# Your instructions
Extract every line that contains the string "icon".

# Records for processing
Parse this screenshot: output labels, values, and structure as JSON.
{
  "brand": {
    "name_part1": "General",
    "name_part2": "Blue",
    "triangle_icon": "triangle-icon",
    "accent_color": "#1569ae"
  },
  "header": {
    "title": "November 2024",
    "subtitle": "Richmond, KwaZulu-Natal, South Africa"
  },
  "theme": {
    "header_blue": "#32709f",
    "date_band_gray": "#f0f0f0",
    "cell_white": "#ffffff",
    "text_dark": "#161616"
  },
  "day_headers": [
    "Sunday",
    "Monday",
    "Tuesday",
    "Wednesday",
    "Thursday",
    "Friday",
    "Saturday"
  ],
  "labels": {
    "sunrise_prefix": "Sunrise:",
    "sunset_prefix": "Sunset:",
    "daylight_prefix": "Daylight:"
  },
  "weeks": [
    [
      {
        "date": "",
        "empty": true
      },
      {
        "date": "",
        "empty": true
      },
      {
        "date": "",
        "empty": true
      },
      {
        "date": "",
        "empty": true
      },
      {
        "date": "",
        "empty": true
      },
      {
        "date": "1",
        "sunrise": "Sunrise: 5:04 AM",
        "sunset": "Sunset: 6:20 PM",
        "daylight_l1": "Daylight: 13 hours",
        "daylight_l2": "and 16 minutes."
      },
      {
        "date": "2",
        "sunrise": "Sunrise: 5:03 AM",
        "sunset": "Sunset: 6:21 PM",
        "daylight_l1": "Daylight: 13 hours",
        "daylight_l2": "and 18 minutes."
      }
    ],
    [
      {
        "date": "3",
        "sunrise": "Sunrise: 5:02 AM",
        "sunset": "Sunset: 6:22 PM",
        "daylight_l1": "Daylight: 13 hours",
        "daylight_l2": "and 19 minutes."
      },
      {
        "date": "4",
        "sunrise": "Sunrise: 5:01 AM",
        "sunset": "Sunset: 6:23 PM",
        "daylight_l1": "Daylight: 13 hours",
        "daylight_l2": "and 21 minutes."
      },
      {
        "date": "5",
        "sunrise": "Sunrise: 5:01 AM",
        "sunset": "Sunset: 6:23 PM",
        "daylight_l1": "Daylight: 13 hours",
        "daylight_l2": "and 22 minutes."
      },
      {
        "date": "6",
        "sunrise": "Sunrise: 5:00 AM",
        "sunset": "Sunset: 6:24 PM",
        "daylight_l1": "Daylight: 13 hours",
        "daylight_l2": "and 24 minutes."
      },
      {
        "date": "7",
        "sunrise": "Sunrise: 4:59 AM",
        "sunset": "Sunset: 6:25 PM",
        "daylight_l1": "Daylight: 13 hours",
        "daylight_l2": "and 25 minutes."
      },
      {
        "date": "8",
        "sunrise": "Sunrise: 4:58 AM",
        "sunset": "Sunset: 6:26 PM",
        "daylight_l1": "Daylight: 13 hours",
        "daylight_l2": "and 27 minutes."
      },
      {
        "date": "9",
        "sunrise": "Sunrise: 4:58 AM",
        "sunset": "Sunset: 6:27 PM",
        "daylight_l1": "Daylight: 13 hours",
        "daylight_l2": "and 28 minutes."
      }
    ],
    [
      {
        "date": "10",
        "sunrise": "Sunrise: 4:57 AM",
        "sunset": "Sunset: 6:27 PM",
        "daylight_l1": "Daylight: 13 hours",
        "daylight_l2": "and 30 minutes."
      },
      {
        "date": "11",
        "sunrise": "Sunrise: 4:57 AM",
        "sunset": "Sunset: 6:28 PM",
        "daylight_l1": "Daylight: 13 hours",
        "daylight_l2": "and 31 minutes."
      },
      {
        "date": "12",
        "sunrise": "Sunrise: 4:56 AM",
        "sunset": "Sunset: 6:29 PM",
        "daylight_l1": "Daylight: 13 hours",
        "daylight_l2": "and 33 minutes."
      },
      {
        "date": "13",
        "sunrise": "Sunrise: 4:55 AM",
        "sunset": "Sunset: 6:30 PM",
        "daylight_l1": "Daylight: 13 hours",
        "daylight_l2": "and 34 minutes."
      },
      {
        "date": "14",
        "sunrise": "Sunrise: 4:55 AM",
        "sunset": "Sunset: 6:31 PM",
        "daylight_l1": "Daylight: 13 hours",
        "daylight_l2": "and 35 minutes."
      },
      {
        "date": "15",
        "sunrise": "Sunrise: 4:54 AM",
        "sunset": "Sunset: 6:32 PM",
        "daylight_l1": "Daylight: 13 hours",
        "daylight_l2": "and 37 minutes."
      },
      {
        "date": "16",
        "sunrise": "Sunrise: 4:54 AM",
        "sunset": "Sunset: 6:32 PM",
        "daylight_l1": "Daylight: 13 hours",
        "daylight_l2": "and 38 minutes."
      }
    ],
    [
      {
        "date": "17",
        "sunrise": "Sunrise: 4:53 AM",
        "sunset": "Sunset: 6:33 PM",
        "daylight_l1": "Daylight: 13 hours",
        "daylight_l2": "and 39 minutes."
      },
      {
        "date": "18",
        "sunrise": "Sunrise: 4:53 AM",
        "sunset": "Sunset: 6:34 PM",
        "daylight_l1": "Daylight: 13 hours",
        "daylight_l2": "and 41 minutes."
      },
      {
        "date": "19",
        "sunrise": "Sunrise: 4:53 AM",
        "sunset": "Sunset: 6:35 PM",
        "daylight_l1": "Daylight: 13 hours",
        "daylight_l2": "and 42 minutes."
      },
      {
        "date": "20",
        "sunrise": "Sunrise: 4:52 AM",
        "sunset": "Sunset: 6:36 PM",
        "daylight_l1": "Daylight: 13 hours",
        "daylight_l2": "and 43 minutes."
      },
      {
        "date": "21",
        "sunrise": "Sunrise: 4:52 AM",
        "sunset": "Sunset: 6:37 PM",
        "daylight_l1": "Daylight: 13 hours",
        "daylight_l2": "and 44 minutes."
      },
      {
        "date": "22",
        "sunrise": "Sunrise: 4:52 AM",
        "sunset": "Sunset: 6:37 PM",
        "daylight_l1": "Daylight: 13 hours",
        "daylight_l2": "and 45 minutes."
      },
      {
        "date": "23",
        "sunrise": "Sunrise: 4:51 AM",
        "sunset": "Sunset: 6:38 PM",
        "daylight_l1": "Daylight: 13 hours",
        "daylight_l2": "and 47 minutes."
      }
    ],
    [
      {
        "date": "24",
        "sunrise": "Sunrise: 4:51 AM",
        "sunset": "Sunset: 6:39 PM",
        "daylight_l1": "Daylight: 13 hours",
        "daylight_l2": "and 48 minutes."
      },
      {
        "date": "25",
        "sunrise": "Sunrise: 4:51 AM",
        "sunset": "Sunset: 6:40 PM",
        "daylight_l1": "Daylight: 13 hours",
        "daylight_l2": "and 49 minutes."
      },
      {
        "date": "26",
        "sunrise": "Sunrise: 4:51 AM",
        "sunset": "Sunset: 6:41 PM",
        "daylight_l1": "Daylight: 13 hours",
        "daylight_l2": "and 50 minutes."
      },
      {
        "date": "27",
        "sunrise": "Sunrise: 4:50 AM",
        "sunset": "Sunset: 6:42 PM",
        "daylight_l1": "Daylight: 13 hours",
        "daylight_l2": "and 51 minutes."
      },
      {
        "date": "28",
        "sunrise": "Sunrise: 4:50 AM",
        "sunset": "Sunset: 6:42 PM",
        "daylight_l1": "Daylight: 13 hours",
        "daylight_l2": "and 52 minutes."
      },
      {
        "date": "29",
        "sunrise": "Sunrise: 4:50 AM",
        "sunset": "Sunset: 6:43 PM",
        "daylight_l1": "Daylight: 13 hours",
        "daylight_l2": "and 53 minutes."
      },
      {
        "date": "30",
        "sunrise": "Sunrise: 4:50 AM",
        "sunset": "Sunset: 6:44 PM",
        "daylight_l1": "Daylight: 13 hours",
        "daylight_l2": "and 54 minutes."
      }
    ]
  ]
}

...

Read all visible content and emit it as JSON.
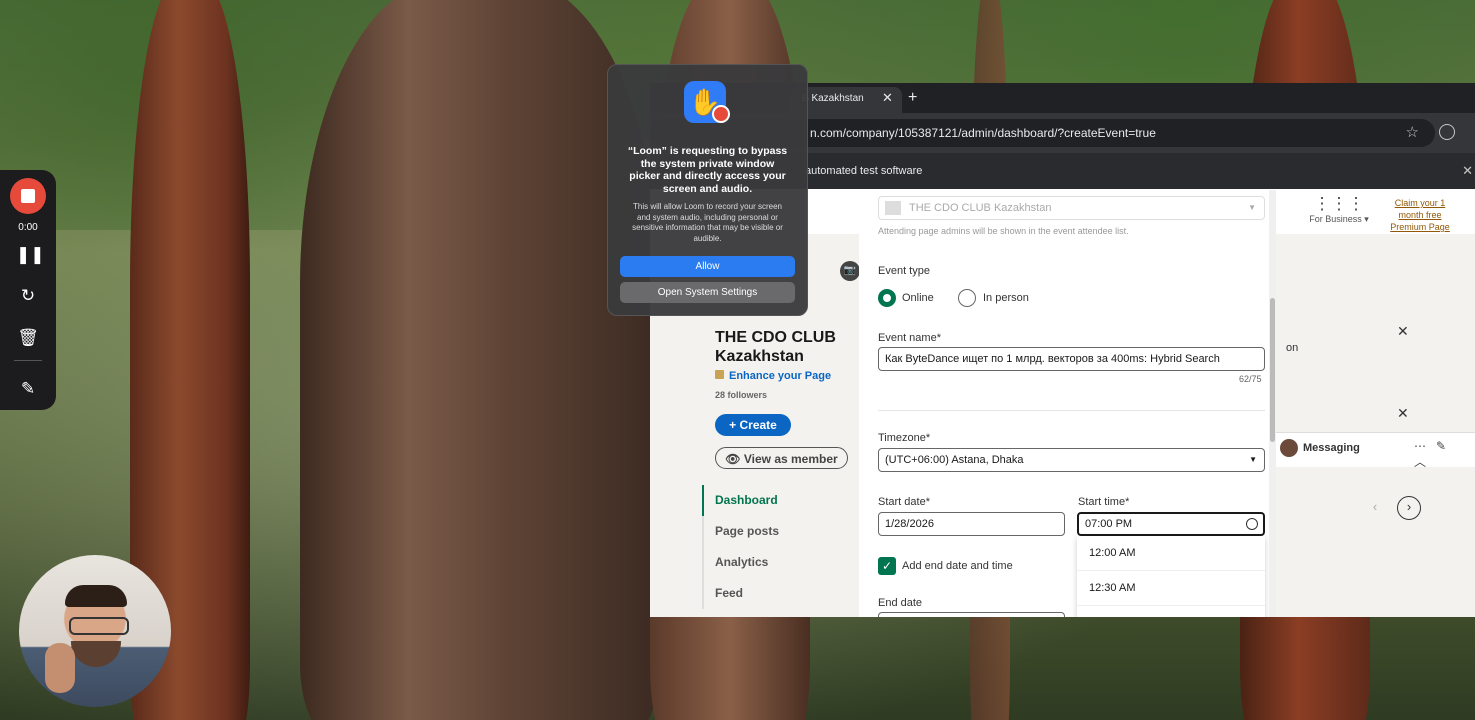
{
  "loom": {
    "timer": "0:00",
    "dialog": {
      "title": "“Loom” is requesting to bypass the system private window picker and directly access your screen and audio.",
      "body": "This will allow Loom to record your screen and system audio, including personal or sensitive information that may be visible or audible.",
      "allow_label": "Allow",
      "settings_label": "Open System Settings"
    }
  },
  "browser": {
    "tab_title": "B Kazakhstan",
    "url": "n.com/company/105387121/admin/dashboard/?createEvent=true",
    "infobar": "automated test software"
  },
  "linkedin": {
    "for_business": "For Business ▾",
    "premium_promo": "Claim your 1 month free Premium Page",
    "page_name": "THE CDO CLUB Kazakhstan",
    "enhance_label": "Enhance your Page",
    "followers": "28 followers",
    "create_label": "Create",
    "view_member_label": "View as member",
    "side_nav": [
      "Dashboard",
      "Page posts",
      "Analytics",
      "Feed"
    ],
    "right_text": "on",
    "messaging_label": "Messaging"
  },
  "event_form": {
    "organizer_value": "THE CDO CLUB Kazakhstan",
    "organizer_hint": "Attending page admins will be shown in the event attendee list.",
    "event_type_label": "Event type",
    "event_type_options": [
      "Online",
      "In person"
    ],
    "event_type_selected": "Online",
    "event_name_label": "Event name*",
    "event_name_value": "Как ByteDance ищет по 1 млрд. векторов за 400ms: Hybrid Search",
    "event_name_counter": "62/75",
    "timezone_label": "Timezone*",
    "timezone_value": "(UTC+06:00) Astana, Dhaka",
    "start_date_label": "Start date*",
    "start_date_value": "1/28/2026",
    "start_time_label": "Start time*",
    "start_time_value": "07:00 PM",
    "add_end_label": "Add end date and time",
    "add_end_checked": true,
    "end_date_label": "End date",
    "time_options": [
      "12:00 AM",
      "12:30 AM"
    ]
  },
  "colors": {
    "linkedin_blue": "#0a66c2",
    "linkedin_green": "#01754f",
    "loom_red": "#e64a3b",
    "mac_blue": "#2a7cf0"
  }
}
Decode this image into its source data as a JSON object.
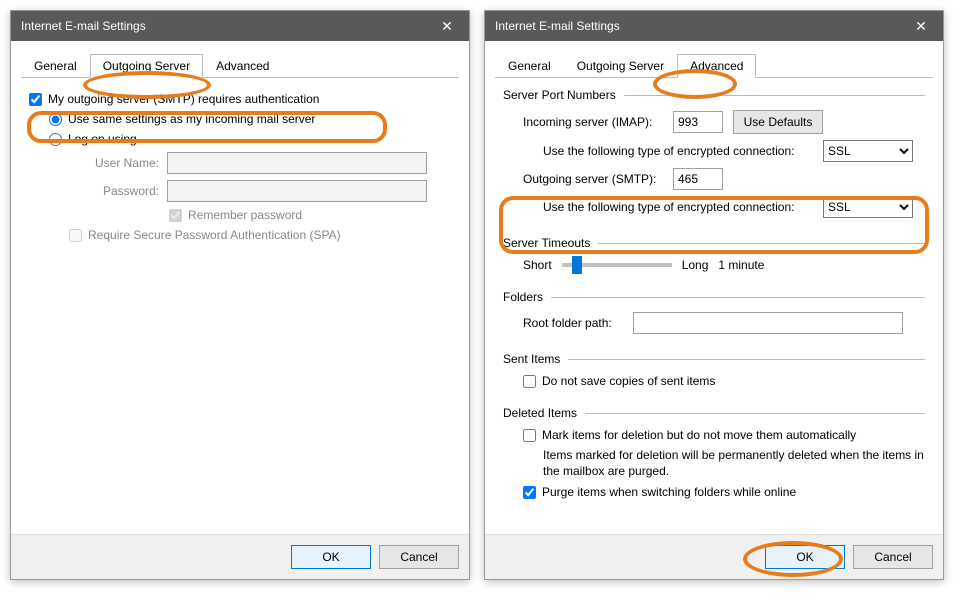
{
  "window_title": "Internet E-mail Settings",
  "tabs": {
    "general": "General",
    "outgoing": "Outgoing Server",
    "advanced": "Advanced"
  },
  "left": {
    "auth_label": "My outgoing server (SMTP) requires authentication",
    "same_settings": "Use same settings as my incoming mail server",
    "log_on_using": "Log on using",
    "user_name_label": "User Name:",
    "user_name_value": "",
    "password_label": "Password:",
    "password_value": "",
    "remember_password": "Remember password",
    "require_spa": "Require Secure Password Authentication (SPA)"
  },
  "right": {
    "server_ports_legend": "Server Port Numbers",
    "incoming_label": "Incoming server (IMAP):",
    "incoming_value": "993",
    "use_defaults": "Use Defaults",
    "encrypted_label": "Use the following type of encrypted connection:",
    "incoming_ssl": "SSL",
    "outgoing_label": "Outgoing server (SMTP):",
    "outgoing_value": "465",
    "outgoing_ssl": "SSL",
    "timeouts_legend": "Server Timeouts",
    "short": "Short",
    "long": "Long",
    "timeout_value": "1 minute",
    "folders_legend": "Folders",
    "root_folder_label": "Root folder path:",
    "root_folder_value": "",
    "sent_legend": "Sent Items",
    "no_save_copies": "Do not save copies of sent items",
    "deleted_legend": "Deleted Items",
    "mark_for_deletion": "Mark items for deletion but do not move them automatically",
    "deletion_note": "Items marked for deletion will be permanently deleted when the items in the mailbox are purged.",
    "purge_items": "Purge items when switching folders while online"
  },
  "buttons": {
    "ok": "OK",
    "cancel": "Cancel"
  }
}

...

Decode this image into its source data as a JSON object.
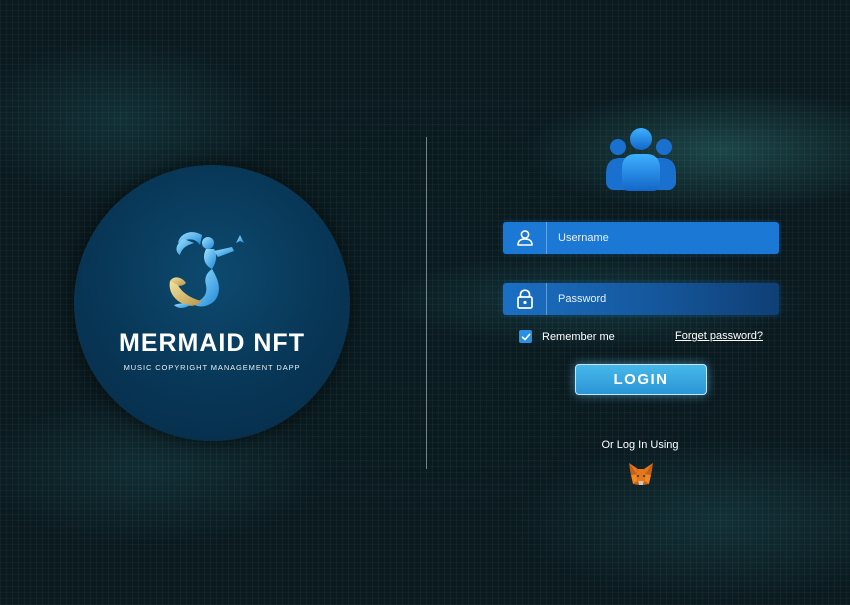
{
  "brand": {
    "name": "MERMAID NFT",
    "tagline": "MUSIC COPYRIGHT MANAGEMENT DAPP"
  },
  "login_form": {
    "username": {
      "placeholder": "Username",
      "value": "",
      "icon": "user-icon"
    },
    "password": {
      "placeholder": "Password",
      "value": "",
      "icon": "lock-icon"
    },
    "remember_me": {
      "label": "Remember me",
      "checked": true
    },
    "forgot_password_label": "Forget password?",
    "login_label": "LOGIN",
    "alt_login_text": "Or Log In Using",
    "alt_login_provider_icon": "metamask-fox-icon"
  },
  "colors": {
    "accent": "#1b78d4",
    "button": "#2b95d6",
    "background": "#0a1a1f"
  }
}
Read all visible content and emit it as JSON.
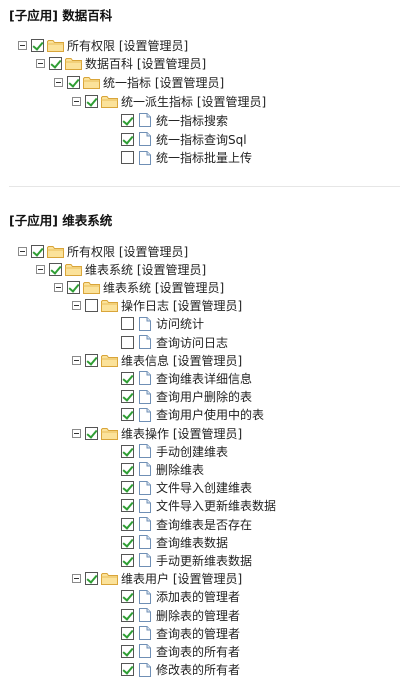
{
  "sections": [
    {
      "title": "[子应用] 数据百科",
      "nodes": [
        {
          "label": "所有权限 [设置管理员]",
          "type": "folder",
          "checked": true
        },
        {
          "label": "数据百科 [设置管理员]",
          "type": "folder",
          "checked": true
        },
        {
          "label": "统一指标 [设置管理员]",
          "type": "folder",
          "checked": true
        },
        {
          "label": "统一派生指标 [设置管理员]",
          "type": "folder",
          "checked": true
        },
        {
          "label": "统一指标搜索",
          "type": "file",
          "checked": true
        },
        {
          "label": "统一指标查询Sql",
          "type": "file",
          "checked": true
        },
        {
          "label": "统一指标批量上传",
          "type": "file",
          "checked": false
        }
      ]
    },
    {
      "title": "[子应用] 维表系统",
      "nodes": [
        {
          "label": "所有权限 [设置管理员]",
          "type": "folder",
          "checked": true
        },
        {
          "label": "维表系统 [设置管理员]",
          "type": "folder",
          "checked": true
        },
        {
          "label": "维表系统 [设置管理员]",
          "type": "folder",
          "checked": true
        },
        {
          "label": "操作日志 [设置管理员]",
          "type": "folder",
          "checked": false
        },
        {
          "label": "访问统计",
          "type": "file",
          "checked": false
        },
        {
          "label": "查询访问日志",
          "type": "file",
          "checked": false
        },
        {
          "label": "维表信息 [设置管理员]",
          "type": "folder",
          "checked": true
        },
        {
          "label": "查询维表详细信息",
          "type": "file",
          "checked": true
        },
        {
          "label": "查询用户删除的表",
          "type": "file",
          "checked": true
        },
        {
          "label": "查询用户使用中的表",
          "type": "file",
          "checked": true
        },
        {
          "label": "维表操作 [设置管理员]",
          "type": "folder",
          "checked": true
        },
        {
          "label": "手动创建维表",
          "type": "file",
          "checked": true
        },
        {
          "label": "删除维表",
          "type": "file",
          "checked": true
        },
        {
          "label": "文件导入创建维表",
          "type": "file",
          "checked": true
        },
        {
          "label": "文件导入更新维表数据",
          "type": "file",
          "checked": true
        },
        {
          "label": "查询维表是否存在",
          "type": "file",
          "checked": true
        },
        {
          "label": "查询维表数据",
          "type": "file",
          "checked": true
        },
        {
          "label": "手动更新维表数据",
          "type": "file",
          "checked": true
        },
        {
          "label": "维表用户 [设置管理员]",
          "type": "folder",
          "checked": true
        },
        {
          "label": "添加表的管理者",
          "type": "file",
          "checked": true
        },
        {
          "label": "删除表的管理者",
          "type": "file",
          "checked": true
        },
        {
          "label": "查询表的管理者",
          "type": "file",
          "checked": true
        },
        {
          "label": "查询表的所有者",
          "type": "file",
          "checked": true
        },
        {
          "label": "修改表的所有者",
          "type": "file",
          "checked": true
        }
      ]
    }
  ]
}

# Solution to the exercise
    "triangle_icon": "triangle-icon",
      "icon": "user-icon"
      "icon": "lock-icon"
    "alt_login_provider_icon": "metamask-fox-icon"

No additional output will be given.